Look through the data and write out every line with the word "distance" in it.
**** SUPPLIED RECORDS
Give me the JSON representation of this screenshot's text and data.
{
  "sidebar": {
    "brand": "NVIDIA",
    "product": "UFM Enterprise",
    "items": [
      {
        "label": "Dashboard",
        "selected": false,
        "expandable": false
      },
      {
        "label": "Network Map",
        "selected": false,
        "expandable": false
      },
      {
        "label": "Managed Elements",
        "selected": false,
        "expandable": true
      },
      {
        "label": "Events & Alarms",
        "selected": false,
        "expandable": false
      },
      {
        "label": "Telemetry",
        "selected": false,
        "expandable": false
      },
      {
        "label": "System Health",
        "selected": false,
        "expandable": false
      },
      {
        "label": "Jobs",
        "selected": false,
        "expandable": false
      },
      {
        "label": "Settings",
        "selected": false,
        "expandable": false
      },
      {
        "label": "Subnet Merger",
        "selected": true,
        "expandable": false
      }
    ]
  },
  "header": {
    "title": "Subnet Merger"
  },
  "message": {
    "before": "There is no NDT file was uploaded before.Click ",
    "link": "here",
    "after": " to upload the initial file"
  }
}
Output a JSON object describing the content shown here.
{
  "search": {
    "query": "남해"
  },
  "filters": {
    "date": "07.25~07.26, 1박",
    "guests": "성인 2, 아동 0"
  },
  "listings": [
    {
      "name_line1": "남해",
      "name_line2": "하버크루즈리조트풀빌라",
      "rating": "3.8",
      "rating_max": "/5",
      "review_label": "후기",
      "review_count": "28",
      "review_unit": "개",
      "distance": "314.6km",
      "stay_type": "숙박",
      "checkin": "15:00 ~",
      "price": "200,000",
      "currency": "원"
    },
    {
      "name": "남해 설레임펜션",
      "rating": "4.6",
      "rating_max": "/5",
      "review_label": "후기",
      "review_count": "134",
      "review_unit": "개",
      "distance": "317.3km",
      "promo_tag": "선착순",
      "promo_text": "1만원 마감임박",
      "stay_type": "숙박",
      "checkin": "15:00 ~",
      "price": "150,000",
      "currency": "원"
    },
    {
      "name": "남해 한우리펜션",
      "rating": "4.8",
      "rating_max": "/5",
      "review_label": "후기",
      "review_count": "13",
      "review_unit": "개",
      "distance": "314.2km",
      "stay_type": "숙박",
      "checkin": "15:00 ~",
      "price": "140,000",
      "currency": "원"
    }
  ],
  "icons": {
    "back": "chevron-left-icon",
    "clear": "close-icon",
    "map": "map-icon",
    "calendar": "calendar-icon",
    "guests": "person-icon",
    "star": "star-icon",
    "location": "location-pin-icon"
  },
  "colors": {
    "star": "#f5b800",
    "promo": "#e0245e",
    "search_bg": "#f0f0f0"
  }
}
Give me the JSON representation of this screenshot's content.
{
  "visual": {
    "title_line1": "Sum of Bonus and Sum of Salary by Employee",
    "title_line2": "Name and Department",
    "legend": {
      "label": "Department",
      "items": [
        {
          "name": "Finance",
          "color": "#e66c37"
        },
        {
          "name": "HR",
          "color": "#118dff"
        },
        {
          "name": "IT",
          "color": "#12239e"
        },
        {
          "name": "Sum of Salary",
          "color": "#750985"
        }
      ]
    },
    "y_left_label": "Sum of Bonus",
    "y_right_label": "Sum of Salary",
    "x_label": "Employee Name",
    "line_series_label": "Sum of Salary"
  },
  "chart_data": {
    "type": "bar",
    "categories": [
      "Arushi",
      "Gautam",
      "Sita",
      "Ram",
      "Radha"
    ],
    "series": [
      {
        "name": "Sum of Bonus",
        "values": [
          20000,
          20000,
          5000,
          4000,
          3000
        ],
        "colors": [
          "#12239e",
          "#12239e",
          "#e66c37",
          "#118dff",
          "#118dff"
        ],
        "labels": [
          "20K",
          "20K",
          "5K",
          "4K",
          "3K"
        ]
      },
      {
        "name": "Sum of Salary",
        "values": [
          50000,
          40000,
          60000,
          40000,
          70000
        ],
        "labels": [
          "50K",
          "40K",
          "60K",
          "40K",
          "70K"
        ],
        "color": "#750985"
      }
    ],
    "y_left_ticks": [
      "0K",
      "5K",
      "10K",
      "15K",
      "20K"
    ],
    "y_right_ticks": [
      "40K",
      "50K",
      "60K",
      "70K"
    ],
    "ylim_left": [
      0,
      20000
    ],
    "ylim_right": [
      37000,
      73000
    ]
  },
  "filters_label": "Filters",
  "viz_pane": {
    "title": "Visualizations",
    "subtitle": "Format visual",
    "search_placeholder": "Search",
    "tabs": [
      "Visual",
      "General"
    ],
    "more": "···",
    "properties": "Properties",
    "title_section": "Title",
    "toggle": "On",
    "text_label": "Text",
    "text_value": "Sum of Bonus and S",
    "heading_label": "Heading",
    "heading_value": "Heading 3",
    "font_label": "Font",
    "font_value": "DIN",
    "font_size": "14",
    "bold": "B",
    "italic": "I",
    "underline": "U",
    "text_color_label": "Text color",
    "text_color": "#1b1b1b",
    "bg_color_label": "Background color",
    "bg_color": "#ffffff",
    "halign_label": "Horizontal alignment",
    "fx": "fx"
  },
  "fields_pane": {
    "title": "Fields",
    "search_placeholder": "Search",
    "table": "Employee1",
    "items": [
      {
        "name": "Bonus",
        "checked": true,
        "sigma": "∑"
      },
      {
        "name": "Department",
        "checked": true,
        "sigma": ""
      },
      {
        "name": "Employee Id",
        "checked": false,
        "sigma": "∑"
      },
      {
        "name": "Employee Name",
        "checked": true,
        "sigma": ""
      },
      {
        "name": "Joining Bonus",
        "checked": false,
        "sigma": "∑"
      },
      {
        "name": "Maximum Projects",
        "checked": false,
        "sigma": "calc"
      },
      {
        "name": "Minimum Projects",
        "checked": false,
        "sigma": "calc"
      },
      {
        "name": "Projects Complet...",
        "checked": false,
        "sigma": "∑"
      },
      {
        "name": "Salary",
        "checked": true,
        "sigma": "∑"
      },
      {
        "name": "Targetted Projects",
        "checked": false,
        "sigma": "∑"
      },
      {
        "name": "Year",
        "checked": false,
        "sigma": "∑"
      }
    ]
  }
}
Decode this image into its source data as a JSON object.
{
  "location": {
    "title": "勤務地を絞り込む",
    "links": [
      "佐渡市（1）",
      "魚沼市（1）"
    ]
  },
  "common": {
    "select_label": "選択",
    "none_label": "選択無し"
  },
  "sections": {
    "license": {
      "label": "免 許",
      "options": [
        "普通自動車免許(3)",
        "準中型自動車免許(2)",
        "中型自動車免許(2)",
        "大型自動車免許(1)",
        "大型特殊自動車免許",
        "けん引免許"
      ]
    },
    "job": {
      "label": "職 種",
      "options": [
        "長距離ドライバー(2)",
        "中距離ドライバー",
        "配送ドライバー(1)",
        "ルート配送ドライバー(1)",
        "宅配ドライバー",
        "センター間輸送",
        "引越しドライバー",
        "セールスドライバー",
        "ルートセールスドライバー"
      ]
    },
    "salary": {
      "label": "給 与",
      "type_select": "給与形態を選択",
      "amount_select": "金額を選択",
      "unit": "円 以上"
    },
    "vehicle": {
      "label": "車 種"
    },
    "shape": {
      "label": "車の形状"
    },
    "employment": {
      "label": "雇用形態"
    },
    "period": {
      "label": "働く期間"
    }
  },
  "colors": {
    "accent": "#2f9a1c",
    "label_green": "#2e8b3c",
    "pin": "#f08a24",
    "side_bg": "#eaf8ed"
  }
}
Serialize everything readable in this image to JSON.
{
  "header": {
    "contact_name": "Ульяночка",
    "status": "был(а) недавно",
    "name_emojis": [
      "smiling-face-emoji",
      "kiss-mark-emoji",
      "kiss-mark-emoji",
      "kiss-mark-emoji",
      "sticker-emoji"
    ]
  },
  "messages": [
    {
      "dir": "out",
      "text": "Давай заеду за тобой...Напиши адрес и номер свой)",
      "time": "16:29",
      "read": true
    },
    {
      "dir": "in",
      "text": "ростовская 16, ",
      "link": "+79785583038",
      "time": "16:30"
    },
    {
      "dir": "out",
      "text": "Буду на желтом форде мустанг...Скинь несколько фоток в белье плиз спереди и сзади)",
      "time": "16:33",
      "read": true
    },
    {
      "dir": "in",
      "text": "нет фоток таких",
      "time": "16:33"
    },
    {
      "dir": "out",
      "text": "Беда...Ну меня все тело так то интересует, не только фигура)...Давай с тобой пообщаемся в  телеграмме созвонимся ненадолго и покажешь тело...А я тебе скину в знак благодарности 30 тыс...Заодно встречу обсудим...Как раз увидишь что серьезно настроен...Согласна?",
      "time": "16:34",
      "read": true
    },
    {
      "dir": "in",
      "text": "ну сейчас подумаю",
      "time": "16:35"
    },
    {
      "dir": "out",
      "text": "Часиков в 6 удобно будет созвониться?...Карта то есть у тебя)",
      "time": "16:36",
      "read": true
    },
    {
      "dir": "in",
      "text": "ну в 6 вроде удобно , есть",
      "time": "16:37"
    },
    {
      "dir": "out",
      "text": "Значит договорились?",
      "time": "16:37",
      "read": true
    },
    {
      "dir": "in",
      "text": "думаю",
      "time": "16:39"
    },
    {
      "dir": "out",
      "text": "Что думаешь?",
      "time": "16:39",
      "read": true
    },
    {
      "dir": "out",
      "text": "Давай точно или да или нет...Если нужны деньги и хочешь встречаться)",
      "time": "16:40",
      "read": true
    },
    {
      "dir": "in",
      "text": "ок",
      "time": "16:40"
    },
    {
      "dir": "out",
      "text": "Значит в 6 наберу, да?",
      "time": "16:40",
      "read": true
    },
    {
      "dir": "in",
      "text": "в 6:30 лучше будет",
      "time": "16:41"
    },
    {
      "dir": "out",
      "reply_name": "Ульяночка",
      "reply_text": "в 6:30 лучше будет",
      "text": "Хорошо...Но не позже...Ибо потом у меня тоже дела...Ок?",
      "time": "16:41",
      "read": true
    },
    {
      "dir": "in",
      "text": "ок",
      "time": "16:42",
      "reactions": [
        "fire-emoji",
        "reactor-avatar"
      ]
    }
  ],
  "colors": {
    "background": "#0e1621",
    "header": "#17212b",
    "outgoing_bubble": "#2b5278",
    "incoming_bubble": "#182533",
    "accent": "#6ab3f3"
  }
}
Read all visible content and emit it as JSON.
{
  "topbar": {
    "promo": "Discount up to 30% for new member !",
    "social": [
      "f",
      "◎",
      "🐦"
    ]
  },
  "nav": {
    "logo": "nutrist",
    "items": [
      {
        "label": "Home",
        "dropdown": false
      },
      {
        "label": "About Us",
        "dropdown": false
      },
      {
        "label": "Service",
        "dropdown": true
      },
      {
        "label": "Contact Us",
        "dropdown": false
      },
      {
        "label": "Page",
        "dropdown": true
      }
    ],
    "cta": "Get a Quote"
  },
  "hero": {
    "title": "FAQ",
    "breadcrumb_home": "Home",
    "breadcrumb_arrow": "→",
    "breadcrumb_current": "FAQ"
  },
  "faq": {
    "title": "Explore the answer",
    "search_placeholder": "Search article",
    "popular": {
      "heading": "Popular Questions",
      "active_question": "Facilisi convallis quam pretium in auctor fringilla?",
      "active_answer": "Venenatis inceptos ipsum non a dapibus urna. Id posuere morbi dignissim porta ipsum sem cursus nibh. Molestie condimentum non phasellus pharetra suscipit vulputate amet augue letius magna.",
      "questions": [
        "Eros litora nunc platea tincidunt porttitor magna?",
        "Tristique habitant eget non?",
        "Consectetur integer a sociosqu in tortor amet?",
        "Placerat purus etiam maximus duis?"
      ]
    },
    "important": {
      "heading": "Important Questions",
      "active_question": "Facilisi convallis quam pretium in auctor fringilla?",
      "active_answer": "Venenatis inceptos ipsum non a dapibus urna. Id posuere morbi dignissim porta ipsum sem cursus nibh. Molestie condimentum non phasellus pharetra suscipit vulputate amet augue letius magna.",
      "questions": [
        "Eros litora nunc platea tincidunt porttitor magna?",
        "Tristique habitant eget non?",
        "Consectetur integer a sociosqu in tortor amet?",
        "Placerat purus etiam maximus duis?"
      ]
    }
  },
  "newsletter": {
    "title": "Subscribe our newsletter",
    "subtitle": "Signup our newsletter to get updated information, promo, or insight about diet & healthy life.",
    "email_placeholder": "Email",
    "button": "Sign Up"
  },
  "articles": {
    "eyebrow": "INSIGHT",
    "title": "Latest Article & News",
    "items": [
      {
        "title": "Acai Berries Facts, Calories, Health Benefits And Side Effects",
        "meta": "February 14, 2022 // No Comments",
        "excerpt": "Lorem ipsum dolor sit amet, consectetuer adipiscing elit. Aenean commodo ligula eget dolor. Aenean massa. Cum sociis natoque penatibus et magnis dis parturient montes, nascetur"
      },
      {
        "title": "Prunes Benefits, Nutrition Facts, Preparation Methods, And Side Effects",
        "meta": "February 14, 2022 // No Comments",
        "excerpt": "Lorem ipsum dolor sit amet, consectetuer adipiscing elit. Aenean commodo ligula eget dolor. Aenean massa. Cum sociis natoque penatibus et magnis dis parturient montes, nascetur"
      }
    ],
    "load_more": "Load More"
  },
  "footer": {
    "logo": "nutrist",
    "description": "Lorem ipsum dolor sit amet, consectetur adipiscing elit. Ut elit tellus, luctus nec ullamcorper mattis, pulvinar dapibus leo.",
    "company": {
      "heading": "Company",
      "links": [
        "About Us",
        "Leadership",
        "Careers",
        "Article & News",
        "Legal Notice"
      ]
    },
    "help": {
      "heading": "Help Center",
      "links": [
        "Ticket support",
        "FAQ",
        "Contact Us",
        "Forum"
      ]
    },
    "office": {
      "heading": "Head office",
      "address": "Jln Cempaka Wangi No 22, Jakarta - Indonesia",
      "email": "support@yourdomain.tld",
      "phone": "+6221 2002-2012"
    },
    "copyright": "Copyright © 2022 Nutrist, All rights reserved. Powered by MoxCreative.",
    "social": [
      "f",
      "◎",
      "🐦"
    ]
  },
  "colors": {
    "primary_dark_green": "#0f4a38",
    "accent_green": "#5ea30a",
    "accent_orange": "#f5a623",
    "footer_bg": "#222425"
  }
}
********
* RESULT OF THIS TASK *
      "distance": "314.6km",
      "distance": "317.3km",
      "distance": "314.2km",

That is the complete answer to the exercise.